— begin —

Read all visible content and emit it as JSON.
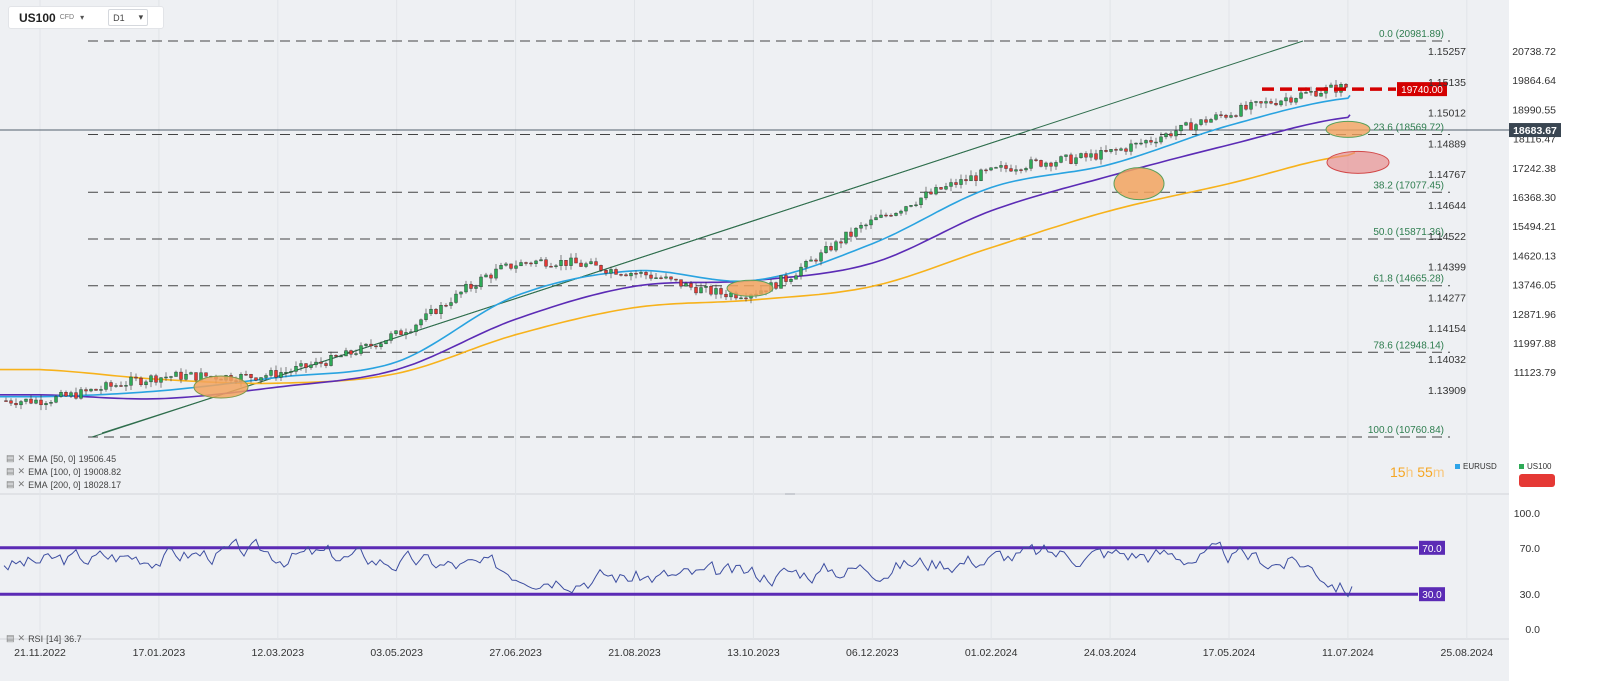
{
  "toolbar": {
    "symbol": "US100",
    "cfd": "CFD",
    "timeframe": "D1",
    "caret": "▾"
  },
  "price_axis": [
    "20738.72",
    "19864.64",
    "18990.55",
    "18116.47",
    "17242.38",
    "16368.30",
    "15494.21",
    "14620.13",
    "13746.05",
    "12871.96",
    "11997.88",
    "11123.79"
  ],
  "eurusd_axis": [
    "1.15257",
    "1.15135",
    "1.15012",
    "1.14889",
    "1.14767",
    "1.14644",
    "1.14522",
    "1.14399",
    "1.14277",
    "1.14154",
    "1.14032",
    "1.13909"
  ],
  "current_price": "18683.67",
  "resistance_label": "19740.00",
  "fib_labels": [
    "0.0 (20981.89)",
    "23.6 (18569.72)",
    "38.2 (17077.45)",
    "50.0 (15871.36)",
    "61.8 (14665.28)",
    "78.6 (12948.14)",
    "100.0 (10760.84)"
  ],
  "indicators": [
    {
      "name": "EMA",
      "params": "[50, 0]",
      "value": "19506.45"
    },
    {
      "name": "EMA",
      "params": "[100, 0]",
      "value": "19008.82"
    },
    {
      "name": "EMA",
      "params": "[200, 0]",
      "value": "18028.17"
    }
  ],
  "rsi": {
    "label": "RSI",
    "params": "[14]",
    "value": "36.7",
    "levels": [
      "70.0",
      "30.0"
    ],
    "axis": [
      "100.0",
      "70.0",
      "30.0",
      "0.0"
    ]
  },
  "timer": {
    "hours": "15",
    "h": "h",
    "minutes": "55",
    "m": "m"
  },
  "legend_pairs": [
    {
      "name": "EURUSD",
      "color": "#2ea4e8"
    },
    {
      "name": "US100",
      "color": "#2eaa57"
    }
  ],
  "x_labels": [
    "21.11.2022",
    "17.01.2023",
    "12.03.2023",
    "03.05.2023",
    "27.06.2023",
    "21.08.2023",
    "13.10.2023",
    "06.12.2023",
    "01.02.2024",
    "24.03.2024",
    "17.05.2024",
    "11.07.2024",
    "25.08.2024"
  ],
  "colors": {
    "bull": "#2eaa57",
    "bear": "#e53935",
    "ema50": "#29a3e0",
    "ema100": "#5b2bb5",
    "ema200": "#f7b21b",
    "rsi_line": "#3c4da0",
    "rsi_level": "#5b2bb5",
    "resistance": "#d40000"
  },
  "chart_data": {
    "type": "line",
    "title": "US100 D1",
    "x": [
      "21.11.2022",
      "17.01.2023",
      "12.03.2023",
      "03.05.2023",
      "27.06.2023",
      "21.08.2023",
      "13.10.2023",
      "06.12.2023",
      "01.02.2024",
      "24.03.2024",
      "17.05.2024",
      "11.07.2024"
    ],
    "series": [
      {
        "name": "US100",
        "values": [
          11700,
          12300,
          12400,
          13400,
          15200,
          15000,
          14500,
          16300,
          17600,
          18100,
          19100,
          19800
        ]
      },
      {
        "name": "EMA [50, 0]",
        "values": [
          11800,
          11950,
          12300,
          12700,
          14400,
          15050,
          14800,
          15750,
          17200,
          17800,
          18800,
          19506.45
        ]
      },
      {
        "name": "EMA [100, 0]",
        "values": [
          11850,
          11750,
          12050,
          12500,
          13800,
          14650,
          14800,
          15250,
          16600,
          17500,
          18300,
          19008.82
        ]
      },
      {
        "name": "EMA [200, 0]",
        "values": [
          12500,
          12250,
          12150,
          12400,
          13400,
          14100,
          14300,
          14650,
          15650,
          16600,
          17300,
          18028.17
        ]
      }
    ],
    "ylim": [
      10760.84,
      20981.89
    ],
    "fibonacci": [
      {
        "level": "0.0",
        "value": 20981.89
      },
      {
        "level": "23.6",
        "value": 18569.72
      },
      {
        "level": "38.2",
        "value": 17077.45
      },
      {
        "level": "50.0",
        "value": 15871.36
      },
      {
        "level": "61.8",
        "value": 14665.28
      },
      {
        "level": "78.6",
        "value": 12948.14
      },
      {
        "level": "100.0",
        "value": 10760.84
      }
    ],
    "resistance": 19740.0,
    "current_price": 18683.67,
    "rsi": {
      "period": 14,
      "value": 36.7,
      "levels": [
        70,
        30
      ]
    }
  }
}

— end —
— begin —

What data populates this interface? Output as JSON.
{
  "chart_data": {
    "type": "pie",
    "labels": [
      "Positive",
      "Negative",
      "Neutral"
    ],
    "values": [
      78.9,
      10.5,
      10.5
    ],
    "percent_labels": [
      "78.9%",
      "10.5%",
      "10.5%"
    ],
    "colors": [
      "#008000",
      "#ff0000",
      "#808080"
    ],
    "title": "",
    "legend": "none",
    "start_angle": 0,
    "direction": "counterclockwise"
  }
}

— end —
— begin —

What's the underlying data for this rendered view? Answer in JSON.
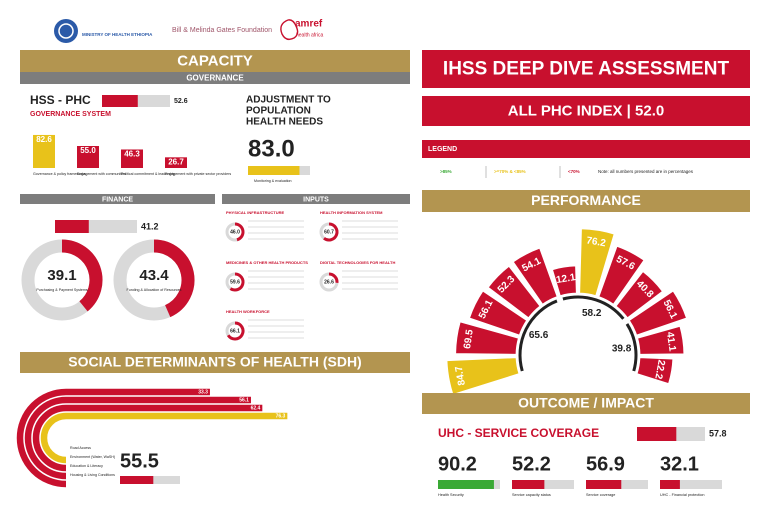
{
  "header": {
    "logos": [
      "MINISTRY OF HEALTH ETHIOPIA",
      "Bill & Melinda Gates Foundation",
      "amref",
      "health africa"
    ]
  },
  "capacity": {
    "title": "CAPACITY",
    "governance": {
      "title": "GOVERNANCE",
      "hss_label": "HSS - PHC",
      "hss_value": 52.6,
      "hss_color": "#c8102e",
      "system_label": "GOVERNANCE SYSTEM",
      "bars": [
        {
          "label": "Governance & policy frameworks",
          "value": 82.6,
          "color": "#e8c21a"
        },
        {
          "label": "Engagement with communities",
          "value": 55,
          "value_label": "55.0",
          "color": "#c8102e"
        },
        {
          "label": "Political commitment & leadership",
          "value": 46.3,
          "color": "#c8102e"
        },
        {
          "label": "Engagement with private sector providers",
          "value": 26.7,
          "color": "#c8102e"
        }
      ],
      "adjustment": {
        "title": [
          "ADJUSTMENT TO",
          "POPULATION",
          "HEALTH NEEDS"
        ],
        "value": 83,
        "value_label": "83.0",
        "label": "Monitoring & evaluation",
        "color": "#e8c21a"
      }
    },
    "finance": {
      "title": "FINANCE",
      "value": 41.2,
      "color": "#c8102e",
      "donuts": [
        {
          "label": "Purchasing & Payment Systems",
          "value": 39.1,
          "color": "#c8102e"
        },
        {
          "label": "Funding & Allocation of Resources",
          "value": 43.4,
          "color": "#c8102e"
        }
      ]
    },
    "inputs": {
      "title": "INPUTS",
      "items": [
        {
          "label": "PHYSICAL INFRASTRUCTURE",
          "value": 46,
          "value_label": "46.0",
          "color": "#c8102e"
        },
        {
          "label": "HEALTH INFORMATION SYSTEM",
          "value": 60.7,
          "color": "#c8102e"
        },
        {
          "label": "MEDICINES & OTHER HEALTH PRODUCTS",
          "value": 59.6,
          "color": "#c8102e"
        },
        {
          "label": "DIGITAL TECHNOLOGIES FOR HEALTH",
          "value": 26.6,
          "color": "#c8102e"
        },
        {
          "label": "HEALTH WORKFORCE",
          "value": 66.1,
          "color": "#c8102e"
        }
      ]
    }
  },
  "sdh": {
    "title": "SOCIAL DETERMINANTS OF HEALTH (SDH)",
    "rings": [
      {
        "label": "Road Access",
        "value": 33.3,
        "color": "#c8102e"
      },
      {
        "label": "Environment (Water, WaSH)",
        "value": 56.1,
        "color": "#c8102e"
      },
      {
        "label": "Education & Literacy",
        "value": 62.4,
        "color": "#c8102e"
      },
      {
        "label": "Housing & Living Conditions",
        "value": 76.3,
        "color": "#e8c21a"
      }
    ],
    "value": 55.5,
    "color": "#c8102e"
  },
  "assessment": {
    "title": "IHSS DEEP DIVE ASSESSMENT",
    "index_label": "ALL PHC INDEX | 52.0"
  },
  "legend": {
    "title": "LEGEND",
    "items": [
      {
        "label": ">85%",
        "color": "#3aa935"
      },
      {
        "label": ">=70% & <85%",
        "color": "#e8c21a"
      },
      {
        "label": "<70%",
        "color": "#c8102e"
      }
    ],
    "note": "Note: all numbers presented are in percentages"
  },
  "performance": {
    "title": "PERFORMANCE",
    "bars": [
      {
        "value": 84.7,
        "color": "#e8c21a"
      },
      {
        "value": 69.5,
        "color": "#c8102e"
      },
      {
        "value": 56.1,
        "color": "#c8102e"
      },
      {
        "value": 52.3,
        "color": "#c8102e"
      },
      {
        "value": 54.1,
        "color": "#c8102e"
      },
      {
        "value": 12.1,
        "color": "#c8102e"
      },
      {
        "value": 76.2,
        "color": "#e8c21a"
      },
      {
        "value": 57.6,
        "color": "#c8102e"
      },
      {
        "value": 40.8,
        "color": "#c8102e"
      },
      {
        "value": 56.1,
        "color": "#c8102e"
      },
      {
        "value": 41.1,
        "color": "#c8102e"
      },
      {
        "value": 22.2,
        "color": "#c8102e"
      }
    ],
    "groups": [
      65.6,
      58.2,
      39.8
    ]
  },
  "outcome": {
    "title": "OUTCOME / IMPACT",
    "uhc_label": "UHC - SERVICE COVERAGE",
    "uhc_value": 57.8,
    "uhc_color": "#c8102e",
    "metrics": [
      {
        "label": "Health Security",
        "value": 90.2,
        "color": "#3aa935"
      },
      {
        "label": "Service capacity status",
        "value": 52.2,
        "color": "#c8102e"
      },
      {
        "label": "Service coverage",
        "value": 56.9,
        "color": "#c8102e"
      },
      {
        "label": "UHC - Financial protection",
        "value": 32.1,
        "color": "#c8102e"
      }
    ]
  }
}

— end —

* WHAT NEEDS TO BE DONE
From the entries above, list each line with "this" in it.

* CORRECT RESPONSE
What data populates this interface? Output as JSON.
What's the underlying data for this rendered view? Answer in JSON.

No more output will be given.